What the task asks - Only lines with the string "Left" matter here; gather them from the material below.

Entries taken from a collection
━━━━━━━━━━━━━━━━

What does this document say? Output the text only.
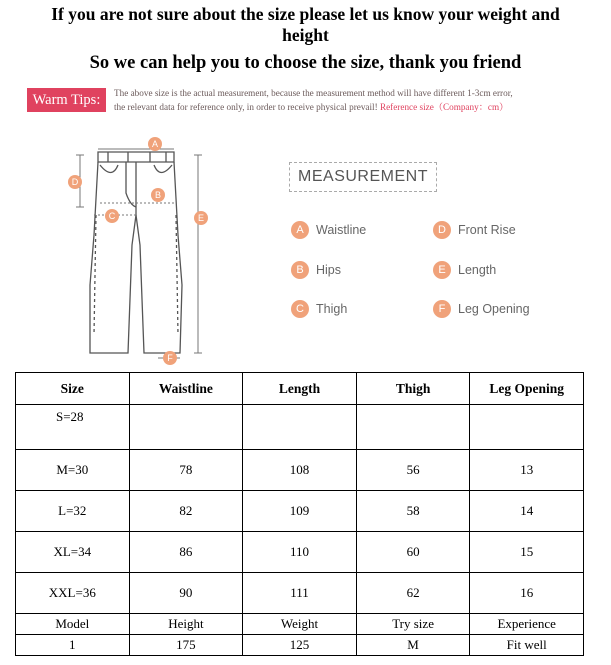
If you are not sure about the size please let us know your weight and
height
So we can help you to choose the size, thank you friend
Warm Tips:	The above size is the actual measurement, because the measurement method will have different 1-3cm error,
the relevant data for reference only, in order to receive physical prevail! Reference size（Company：cm）
A
B
C
D
E
F
MEASUREMENT
A Waistline
B Hips
C Thigh
D Front Rise
E Length
F Leg Opening
Size	Waistline	Length	Thigh	Leg Opening
S=28				
M=30	78	108	56	13
L=32	82	109	58	14
XL=34	86	110	60	15
XXL=36	90	111	62	16
Model	Height	Weight	Try size	Experience
1	175	125	M	Fit well
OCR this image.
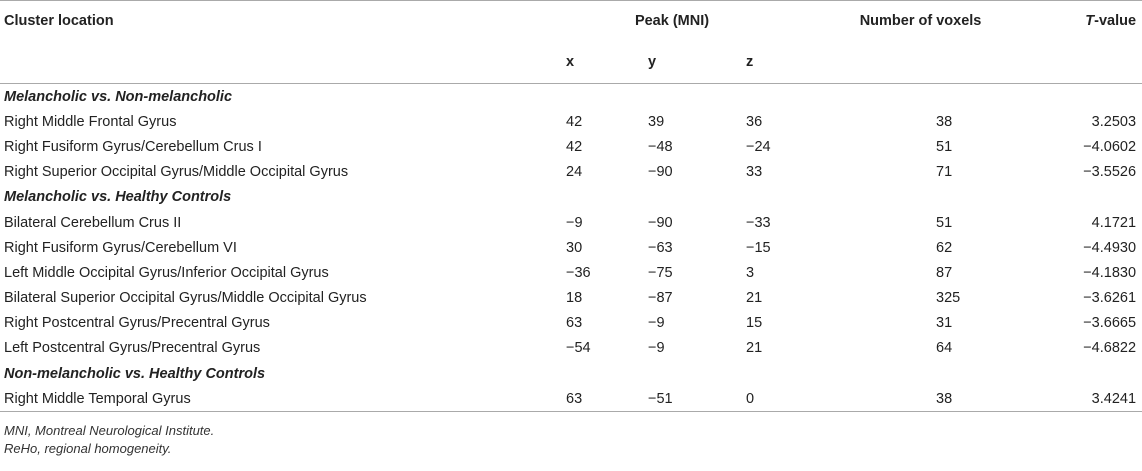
Cluster location	Peak (MNI)			Number of voxels	T-value
	x	y	z		
Melancholic vs. Non-melancholic					
Right Middle Frontal Gyrus	42	39	36	38	3.2503
Right Fusiform Gyrus/Cerebellum Crus I	42	−48	−24	51	−4.0602
Right Superior Occipital Gyrus/Middle Occipital Gyrus	24	−90	33	71	−3.5526
Melancholic vs. Healthy Controls					
Bilateral Cerebellum Crus II	−9	−90	−33	51	4.1721
Right Fusiform Gyrus/Cerebellum VI	30	−63	−15	62	−4.4930
Left Middle Occipital Gyrus/Inferior Occipital Gyrus	−36	−75	3	87	−4.1830
Bilateral Superior Occipital Gyrus/Middle Occipital Gyrus	18	−87	21	325	−3.6261
Right Postcentral Gyrus/Precentral Gyrus	63	−9	15	31	−3.6665
Left Postcentral Gyrus/Precentral Gyrus	−54	−9	21	64	−4.6822
Non-melancholic vs. Healthy Controls					
Right Middle Temporal Gyrus	63	−51	0	38	3.4241
MNI, Montreal Neurological Institute.
ReHo, regional homogeneity.
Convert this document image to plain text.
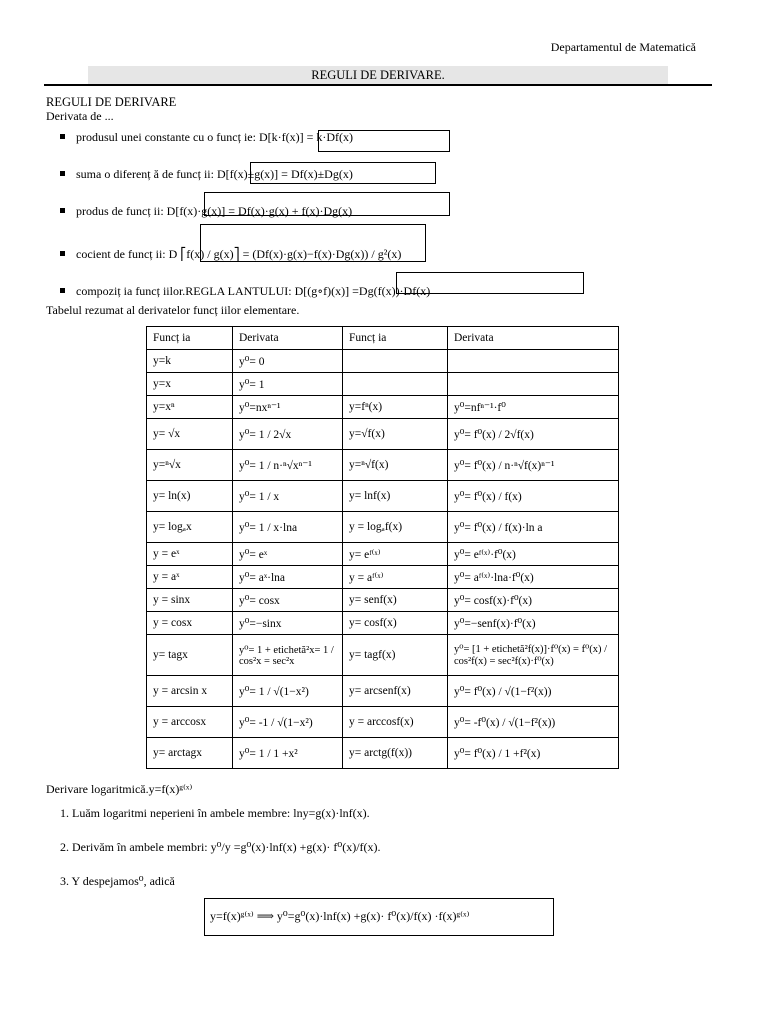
Departamentul de Matematică
REGULI DE DERIVARE.
REGULI DE DERIVARE
Derivata de ...
produsul unei constante cu o funcț ie: D[k·f(x)] = k·Df(x)
suma o diferenț ă de funcț ii: D[f(x)±g(x)] = Df(x)±Dg(x)
produs de funcț ii: D[f(x)·g(x)] = Df(x)·g(x) + f(x)·Dg(x)
cocient de funcț ii: D ⎡f(x) / g(x)⎤ = (Df(x)·g(x)−f(x)·Dg(x)) / g²(x)
compoziț ia funcț iilor.REGLA LANTULUI: D[(g∘f)(x)] =Dg(f(x))·Df(x)
Tabelul rezumat al derivatelor funcț iilor elementare.
Funcț ia	Derivata	Funcț ia	Derivata
y=k	y⁰= 0		
y=x	y⁰= 1		
y=xⁿ	y⁰=nxⁿ⁻¹	y=fⁿ(x)	y⁰=nfⁿ⁻¹·f⁰
y= √x	y⁰= 1 / 2√x	y=√f(x)	y⁰= f⁰(x) / 2√f(x)
y=ⁿ√x	y⁰= 1 / n·ⁿ√xⁿ⁻¹	y=ⁿ√f(x)	y⁰= f⁰(x) / n·ⁿ√f(x)ⁿ⁻¹
y= ln(x)	y⁰= 1 / x	y= lnf(x)	y⁰= f⁰(x) / f(x)
y= logₐx	y⁰= 1 / x·lna	y = logₐf(x)	y⁰= f⁰(x) / f(x)·ln a
y = eˣ	y⁰= eˣ	y= eᶠ⁽ˣ⁾	y⁰= eᶠ⁽ˣ⁾·f⁰(x)
y = aˣ	y⁰= aˣ·lna	y = aᶠ⁽ˣ⁾	y⁰= aᶠ⁽ˣ⁾·lna·f⁰(x)
y = sinx	y⁰= cosx	y= senf(x)	y⁰= cosf(x)·f⁰(x)
y = cosx	y⁰=−sinx	y= cosf(x)	y⁰=−senf(x)·f⁰(x)
y= tagx	y⁰= 1 + etichetă²x= 1 / cos²x = sec²x	y= tagf(x)	y⁰= [1 + etichetă²f(x)]·f⁰(x) = f⁰(x) / cos²f(x) = sec²f(x)·f⁰(x)
y = arcsin x	y⁰= 1 / √(1−x²)	y= arcsenf(x)	y⁰= f⁰(x) / √(1−f²(x))
y = arccosx	y⁰= -1 / √(1−x²)	y = arccosf(x)	y⁰= -f⁰(x) / √(1−f²(x))
y= arctagx	y⁰= 1 / 1 +x²	y= arctg(f(x))	y⁰= f⁰(x) / 1 +f²(x)
Derivare logaritmică.y=f(x)ᵍ⁽ˣ⁾
1. Luăm logaritmi neperieni în ambele membre: lny=g(x)·lnf(x).
2. Derivăm în ambele membri: y⁰/y =g⁰(x)·lnf(x) +g(x)· f⁰(x)/f(x).
3. Y despejamos⁰, adică
y=f(x)ᵍ⁽ˣ⁾ ⟹ y⁰=g⁰(x)·lnf(x) +g(x)· f⁰(x)/f(x) ·f(x)ᵍ⁽ˣ⁾
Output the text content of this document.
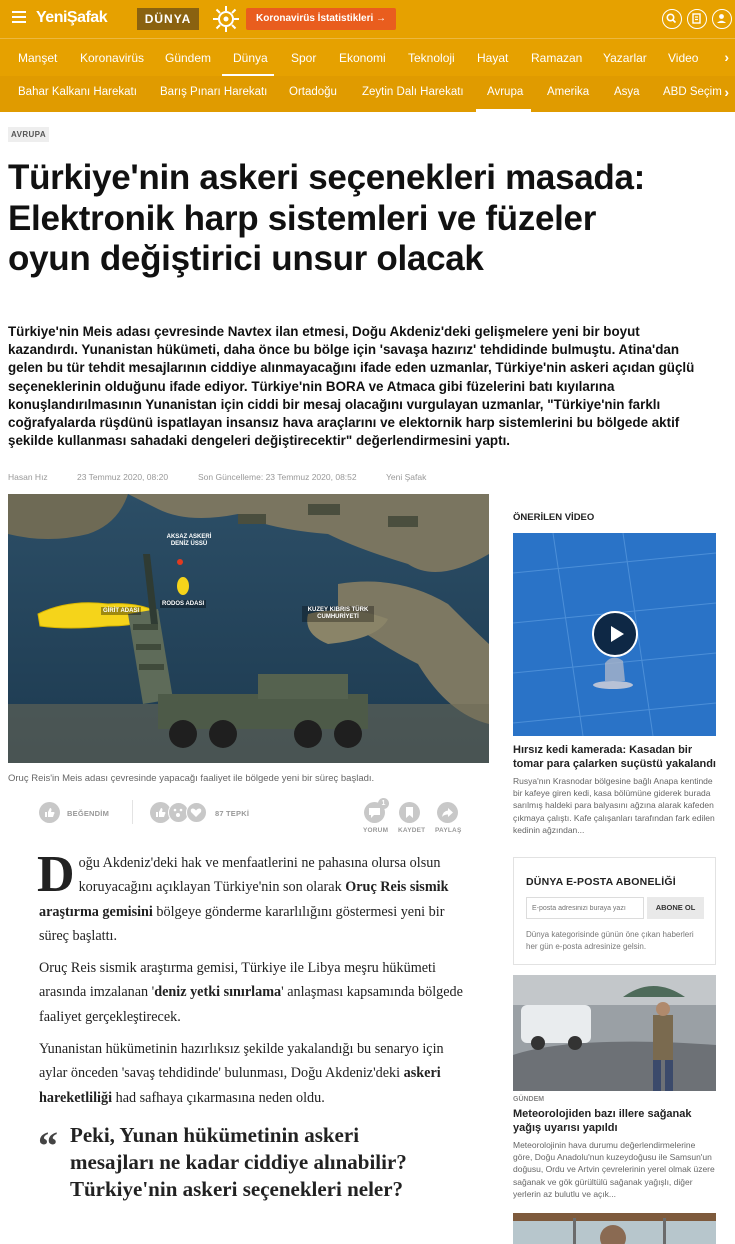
YeniŞafak	DÜNYA	Koronavirüs İstatistikleri →
Manşet Koronavirüs Gündem Dünya Spor Ekonomi Teknoloji Hayat Ramazan Yazarlar Video ›
Bahar Kalkanı Harekatı Barış Pınarı Harekatı Ortadoğu Zeytin Dalı Harekatı Avrupa Amerika Asya ABD Seçim ›
AVRUPA
Türkiye'nin askeri seçenekleri masada: Elektronik harp sistemleri ve füzeler oyun değiştirici unsur olacak

Türkiye'nin Meis adası çevresinde Navtex ilan etmesi, Doğu Akdeniz'deki gelişmelere yeni bir boyut kazandırdı. Yunanistan hükümeti, daha önce bu bölge için 'savaşa hazırız' tehdidinde bulmuştu. Atina'dan gelen bu tür tehdit mesajlarının ciddiye alınmayacağını ifade eden uzmanlar, Türkiye'nin askeri açıdan güçlü seçeneklerinin olduğunu ifade ediyor. Türkiye'nin BORA ve Atmaca gibi füzelerini batı kıyılarına konuşlandırılmasının Yunanistan için ciddi bir mesaj olacağını vurgulayan uzmanlar, "Türkiye'nin farklı coğrafyalarda rüşdünü ispatlayan insansız hava araçlarını ve elektornik harp sistemlerini bu bölgede aktif şekilde kullanması sahadaki dengeleri değiştirecektir" değerlendirmesini yaptı.

Hasan Hız	23 Temmuz 2020, 08:20	Son Güncelleme: 23 Temmuz 2020, 08:52	Yeni Şafak
AKSAZ ASKERİ DENİZ ÜSSÜ
GİRİT ADASI
RODOS ADASI
KUZEY KIBRIS TÜRK CUMHURİYETİ
Oruç Reis'in Meis adası çevresinde yapacağı faaliyet ile bölgede yeni bir süreç başladı.
BEĞENDİM	87 TEPKİ
1
YORUM KAYDET PAYLAŞ
Doğu Akdeniz'deki hak ve menfaatlerini ne pahasına olursa olsun koruyacağını açıklayan Türkiye'nin son olarak Oruç Reis sismik araştırma gemisini bölgeye gönderme kararlılığını göstermesi yeni bir süreç başlattı.
Oruç Reis sismik araştırma gemisi, Türkiye ile Libya meşru hükümeti arasında imzalanan 'deniz yetki sınırlama' anlaşması kapsamında bölgede faaliyet gerçekleştirecek.
Yunanistan hükümetinin hazırlıksız şekilde yakalandığı bu senaryo için aylar önceden 'savaş tehdidinde' bulunması, Doğu Akdeniz'deki askeri hareketliliği had safhaya çıkarmasına neden oldu.
“ Peki, Yunan hükümetinin askeri mesajları ne kadar ciddiye alınabilir? Türkiye'nin askeri seçenekleri neler?
ÖNERİLEN VİDEO
Hırsız kedi kamerada: Kasadan bir tomar para çalarken suçüstü yakalandı
Rusya'nın Krasnodar bölgesine bağlı Anapa kentinde bir kafeye giren kedi, kasa bölümüne giderek burada sarılmış haldeki para balyasını ağzına alarak kafeden çıkmaya çalıştı. Kafe çalışanları tarafından fark edilen kedinin ağzından...
DÜNYA E-POSTA ABONELİĞİ
E-posta adresinizi buraya yazı
ABONE OL
Dünya kategorisinde günün öne çıkan haberleri her gün e-posta adresinize gelsin.
GÜNDEM
Meteorolojiden bazı illere sağanak yağış uyarısı yapıldı
Meteorolojinin hava durumu değerlendirmelerine göre, Doğu Anadolu'nun kuzeydoğusu ile Samsun'un doğusu, Ordu ve Artvin çevrelerinin yerel olmak üzere sağanak ve gök gürültülü sağanak yağışlı, diğer yerlerin az bulutlu ve açık...
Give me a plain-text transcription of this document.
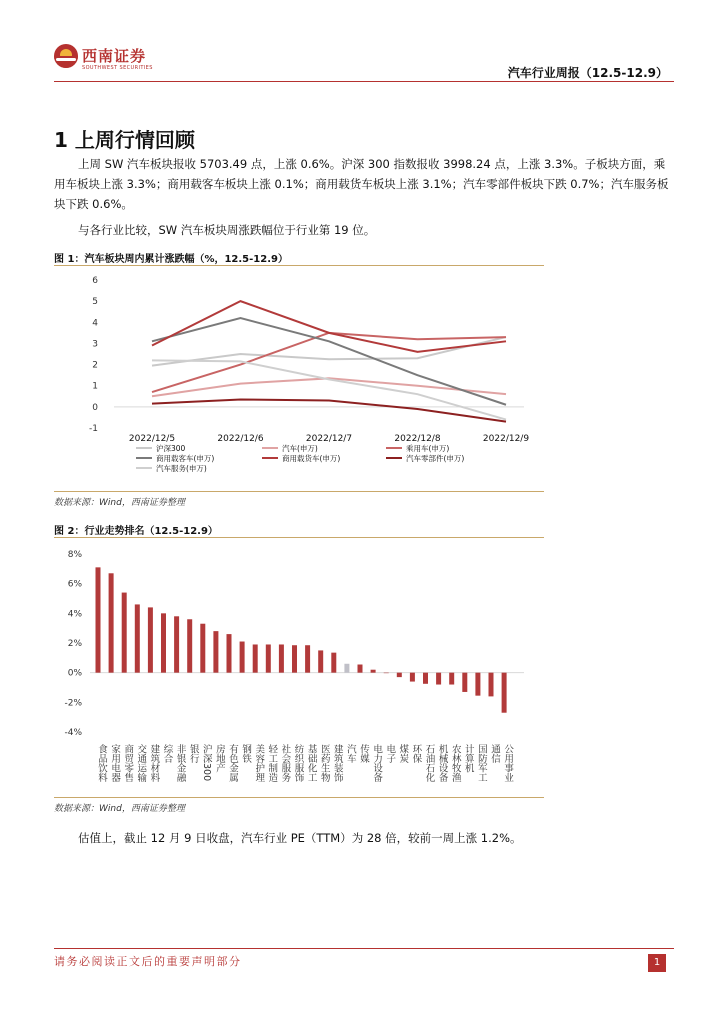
西南证券
SOUTHWEST SECURITIES	汽车行业周报（12.5-12.9）
1 上周行情回顾

上周 SW 汽车板块报收 5703.49 点，上涨 0.6%。沪深 300 指数报收 3998.24 点，上涨 3.3%。子板块方面，乘用车板块上涨 3.3%；商用载客车板块上涨 0.1%；商用载货车板块上涨 3.1%；汽车零部件板块下跌 0.7%；汽车服务板块下跌 0.6%。

与各行业比较，SW 汽车板块周涨跌幅位于行业第 19 位。

图 1：汽车板块周内累计涨跌幅（%，12.5-12.9）
6
5
4
3
2
1
0
-1
2022/12/5	2022/12/6	2022/12/7	2022/12/8	2022/12/9
沪深300	汽车(申万)	乘用车(申万)
商用载客车(申万)	商用载货车(申万)	汽车零部件(申万)
汽车服务(申万)
数据来源：Wind，西南证券整理
图 2：行业走势排名（12.5-12.9）
8%
6%
4%
2%
0%
-2%
-4%
食品饮料 家用电器 商贸零售 交通运输 建筑材料 综合 非银金融 银行 沪深300 房地产 有色金属 钢铁 美容护理 轻工制造 社会服务 纺织服饰 基础化工 医药生物 建筑装饰 汽车 传媒 电力设备 电子 煤炭 环保 石油石化 机械设备 农林牧渔 计算机 国防军工 通信 公用事业
数据来源：Wind，西南证券整理

估值上，截止 12 月 9 日收盘，汽车行业 PE（TTM）为 28 倍，较前一周上涨 1.2%。

请务必阅读正文后的重要声明部分	1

━━━━━━━━━━━━━━━━

Result -
Left Middle Occipital Gyrus/Inferior Occipital Gyrus	−36	−75	3	87	−4.1830
Left Postcentral Gyrus/Precentral Gyrus	−54	−9	21	64	−4.6822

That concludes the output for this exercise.